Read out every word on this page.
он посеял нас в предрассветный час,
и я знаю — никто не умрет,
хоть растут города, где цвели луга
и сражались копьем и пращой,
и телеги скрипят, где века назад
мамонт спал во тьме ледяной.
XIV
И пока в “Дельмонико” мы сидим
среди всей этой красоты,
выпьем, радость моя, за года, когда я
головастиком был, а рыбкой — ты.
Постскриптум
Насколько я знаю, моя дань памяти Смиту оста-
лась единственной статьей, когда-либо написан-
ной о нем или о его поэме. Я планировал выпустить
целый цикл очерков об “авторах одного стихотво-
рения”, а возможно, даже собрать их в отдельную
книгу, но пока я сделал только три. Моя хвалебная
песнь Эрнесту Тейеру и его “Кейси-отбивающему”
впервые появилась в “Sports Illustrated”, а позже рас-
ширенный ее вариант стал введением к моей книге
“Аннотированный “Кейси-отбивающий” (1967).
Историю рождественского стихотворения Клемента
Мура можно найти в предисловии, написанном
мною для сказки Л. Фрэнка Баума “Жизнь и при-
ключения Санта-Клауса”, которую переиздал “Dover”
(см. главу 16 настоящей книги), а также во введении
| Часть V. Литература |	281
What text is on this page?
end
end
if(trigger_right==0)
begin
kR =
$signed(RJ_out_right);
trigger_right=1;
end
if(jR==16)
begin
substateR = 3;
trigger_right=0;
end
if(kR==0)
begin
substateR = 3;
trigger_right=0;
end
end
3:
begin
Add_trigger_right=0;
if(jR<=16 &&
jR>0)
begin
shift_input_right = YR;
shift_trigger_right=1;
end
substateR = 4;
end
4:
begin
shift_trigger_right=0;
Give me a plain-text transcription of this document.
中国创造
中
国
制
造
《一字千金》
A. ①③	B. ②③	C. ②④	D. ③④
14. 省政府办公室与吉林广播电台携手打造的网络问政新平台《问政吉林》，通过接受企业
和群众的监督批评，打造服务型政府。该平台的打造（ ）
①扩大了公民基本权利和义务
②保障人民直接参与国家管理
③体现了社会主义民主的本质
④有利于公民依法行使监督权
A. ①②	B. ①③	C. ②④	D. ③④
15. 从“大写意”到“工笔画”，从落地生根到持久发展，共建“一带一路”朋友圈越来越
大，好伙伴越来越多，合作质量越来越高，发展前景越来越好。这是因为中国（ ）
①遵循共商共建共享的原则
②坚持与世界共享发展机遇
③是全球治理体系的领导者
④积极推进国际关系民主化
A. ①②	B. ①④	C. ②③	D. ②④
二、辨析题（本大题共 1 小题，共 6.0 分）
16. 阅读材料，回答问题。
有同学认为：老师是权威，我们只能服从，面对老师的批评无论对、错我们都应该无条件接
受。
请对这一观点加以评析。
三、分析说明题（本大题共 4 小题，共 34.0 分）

━━━━━━━━

▸ WHAT IS BEING ASKED
Show every line that contains the word "Кейси".

▸ THE ANSWER
песнь Эрнесту Тейеру и его “Кейси-отбивающему”
“Аннотированный “Кейси-отбивающий” (1967).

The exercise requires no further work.